## begin

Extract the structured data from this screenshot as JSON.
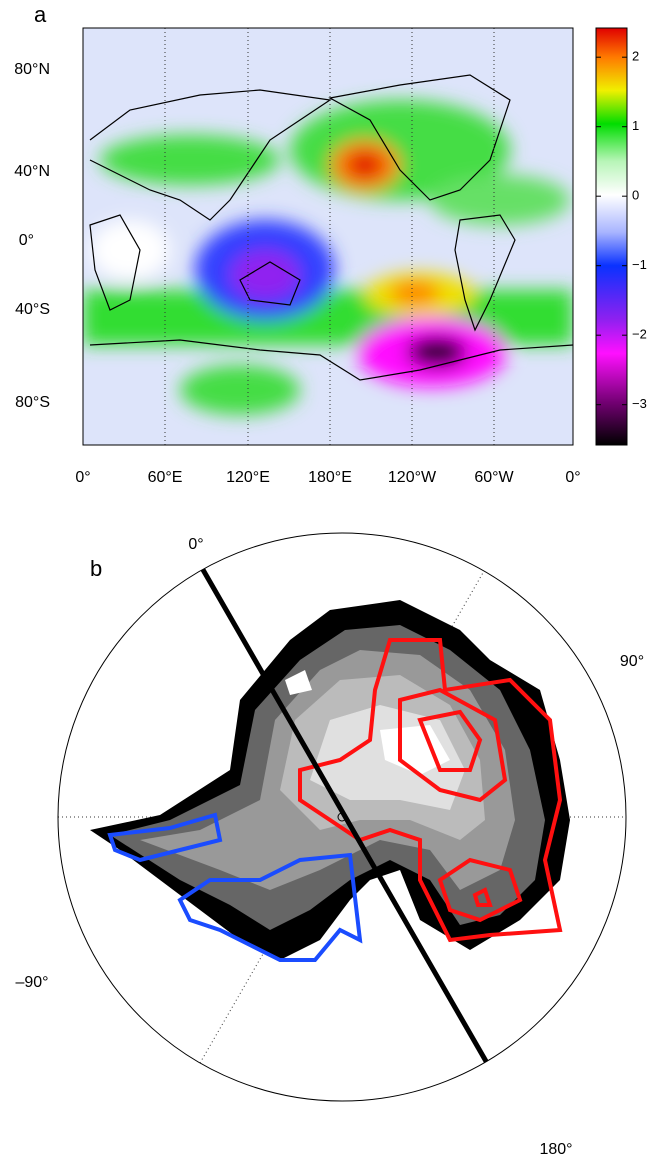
{
  "panel_a": {
    "label": "a",
    "y_tick_labels": [
      "80°N",
      "40°N",
      "0°",
      "40°S",
      "80°S"
    ],
    "x_tick_labels": [
      "0°",
      "60°E",
      "120°E",
      "180°E",
      "120°W",
      "60°W",
      "0°"
    ],
    "colorbar": {
      "lim": [
        -3.58,
        2.42
      ],
      "ticks": [
        2,
        1,
        0,
        {
          "value": -1,
          "label": "−1"
        },
        {
          "value": -2,
          "label": "−2"
        },
        {
          "value": -3,
          "label": "−3"
        }
      ]
    }
  },
  "panel_b": {
    "label": "b",
    "angle_labels": [
      "0°",
      "90°",
      "–90°",
      "180°"
    ]
  }
}
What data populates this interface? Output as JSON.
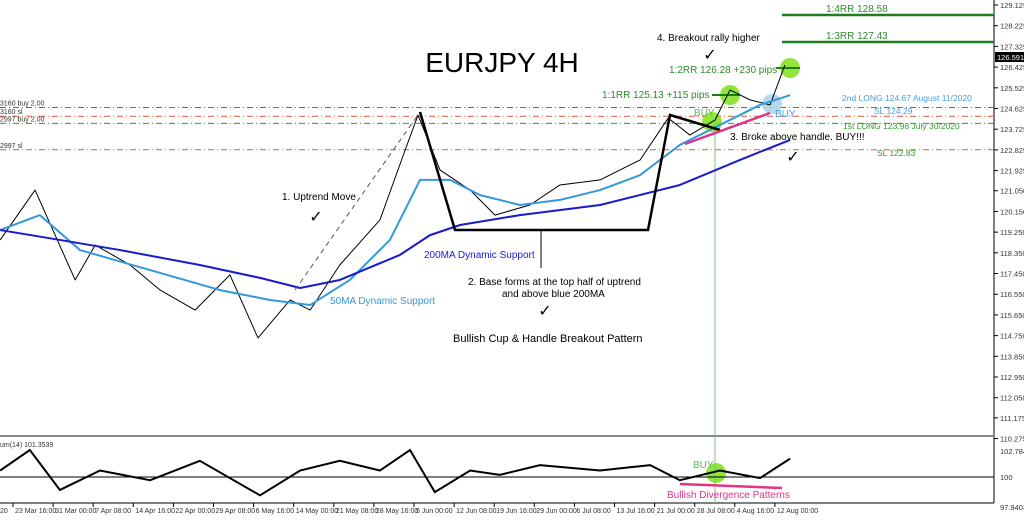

## end

> [Set problem] Quote the preceding listing precisely and completely, omitting its images.

> [Output of the task]
Extract the structured data from this screenshot as JSON.
{
  "panel_a": {
    "label": "a",
    "y_tick_labels": [
      "80°N",
      "40°N",
      "0°",
      "40°S",
      "80°S"
    ],
    "x_tick_labels": [
      "0°",
      "60°E",
      "120°E",
      "180°E",
      "120°W",
      "60°W",
      "0°"
    ],
    "colorbar": {
      "lim": [
        -3.58,
        2.42
      ],
      "ticks": [
        2,
        1,
        0,
        {
          "value": -1,
          "label": "−1"
        },
        {
          "value": -2,
          "label": "−2"
        },
        {
          "value": -3,
          "label": "−3"
        }
      ]
    }
  },
  "panel_b": {
    "label": "b",
    "angle_labels": [
      "0°",
      "90°",
      "–90°",
      "180°"
    ]
  }
}
What data populates this interface? Output as JSON.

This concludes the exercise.